--- Start of Listing ---
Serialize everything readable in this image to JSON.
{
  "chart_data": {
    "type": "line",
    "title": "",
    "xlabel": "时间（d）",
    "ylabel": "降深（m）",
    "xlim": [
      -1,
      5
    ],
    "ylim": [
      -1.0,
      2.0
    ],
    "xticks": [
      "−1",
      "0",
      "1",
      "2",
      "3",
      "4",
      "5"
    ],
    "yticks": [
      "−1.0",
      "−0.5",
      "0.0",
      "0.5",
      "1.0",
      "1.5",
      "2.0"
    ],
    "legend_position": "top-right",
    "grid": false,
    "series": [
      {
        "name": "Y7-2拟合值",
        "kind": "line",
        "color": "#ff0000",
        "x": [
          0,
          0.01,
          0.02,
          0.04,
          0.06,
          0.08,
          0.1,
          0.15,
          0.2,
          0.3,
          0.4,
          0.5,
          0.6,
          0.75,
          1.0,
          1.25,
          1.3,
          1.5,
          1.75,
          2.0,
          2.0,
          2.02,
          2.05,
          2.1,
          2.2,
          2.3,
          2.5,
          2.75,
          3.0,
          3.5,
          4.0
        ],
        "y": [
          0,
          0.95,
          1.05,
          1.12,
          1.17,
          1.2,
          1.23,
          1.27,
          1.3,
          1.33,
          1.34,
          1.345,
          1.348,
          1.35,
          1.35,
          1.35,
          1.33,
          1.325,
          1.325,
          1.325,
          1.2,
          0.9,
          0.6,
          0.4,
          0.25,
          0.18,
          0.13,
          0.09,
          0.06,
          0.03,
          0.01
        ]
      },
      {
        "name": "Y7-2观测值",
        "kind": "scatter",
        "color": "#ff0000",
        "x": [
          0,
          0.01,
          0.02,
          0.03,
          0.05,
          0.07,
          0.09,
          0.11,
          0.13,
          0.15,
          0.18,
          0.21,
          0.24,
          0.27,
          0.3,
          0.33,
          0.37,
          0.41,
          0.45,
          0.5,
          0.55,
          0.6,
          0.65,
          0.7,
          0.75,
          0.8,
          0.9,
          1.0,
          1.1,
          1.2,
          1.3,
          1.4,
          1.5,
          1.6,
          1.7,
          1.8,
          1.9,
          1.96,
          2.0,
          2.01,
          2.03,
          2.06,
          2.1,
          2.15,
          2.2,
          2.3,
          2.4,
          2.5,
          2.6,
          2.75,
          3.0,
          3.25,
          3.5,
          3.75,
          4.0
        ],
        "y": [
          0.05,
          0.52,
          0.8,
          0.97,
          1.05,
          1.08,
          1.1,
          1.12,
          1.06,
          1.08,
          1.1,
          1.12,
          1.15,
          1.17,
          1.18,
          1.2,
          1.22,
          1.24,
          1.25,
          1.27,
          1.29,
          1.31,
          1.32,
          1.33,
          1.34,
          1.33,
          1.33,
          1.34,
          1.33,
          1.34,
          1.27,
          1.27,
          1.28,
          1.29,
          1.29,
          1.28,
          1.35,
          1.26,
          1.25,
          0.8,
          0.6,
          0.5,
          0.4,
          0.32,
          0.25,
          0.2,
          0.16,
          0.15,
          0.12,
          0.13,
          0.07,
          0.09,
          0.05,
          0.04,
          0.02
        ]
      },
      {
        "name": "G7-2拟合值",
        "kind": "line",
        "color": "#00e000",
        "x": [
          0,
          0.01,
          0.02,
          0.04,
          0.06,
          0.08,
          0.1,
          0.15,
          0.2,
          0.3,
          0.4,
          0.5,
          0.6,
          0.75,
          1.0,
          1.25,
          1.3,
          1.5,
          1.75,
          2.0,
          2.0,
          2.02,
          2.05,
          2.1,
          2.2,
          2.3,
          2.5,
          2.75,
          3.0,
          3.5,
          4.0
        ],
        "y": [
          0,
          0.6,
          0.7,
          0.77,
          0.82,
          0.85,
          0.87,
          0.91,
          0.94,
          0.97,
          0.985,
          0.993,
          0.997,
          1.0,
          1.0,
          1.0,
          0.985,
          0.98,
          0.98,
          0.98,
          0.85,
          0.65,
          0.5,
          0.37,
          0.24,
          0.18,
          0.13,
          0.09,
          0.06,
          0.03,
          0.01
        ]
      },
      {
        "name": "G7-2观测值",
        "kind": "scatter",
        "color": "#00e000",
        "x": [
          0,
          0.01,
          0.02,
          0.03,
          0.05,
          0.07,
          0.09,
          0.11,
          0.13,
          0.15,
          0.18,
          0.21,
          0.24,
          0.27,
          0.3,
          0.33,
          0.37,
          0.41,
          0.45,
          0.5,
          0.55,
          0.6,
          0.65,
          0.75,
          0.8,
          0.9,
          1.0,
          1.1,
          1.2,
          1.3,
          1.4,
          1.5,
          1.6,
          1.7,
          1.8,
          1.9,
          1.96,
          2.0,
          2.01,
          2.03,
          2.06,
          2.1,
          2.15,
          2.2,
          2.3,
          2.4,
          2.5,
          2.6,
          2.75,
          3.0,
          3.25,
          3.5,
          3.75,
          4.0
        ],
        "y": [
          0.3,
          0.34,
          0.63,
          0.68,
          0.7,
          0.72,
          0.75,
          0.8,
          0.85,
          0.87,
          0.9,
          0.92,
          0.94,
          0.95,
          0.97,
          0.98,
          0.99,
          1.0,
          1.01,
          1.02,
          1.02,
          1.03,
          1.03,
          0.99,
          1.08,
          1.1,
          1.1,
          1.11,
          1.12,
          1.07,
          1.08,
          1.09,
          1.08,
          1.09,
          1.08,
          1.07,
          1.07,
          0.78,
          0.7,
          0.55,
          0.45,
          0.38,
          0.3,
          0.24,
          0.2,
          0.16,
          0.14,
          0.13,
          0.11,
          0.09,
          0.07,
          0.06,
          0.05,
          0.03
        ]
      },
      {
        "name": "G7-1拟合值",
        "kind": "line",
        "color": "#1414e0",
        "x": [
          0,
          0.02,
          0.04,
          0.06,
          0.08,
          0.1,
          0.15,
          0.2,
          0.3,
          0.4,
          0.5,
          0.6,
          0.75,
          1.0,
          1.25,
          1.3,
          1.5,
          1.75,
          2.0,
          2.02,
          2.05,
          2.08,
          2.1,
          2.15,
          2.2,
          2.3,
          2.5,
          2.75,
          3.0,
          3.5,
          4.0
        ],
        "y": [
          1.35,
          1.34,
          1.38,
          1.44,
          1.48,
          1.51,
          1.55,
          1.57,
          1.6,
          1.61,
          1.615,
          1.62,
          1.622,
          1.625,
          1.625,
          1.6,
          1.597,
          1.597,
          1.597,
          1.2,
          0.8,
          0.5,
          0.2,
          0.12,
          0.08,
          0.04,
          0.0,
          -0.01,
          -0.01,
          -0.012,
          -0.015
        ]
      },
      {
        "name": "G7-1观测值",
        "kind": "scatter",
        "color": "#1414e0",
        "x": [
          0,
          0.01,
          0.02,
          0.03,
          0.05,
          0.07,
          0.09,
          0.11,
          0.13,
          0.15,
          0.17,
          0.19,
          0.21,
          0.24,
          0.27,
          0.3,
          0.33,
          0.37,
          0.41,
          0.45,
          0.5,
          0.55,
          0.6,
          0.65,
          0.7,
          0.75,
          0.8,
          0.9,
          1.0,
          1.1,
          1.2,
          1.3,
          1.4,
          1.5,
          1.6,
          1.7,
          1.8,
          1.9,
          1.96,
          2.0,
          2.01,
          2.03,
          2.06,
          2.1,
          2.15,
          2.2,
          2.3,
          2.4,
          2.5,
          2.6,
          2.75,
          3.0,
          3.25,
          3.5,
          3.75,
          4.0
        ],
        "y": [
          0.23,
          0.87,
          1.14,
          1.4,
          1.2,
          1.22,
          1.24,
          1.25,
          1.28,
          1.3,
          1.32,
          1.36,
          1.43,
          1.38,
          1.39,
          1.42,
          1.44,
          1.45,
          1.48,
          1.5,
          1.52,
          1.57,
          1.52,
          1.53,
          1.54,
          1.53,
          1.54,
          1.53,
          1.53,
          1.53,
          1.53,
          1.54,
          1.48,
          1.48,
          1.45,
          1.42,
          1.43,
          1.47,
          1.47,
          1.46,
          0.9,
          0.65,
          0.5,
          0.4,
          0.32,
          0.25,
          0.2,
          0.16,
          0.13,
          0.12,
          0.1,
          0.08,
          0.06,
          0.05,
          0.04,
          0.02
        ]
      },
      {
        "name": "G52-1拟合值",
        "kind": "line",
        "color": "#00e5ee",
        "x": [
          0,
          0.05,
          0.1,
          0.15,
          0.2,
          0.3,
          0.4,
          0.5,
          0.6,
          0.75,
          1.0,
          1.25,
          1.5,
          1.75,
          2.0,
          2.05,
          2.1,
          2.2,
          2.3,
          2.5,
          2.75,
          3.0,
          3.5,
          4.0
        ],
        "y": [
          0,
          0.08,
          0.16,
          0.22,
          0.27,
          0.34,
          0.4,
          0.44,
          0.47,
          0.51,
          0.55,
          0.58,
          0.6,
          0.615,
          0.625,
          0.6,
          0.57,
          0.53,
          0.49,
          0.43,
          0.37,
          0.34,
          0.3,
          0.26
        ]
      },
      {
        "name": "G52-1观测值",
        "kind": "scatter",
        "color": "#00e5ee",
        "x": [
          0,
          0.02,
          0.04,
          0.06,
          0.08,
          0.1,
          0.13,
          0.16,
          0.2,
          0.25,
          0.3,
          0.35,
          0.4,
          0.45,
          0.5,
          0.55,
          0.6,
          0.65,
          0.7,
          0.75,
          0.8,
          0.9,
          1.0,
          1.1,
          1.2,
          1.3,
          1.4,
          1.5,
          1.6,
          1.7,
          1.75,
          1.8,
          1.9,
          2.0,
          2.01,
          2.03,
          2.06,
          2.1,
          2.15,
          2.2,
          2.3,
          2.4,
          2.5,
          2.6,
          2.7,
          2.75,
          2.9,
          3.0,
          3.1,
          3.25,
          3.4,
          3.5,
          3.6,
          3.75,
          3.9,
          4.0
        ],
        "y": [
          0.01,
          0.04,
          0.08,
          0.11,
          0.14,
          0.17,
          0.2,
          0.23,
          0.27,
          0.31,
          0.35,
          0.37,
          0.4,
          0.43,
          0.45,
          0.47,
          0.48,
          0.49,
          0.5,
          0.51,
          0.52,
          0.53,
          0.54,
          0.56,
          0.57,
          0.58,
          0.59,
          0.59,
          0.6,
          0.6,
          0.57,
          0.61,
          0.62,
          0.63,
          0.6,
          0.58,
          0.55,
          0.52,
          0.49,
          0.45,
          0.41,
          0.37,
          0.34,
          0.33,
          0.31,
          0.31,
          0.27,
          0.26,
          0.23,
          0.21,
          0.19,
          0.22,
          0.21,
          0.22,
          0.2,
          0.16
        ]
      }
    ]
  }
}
--- End of Listing ---
### Exercise goal
Of the lines in the material, how many contain the word "name"? Reply with the number and nothing else.

### Full solution
8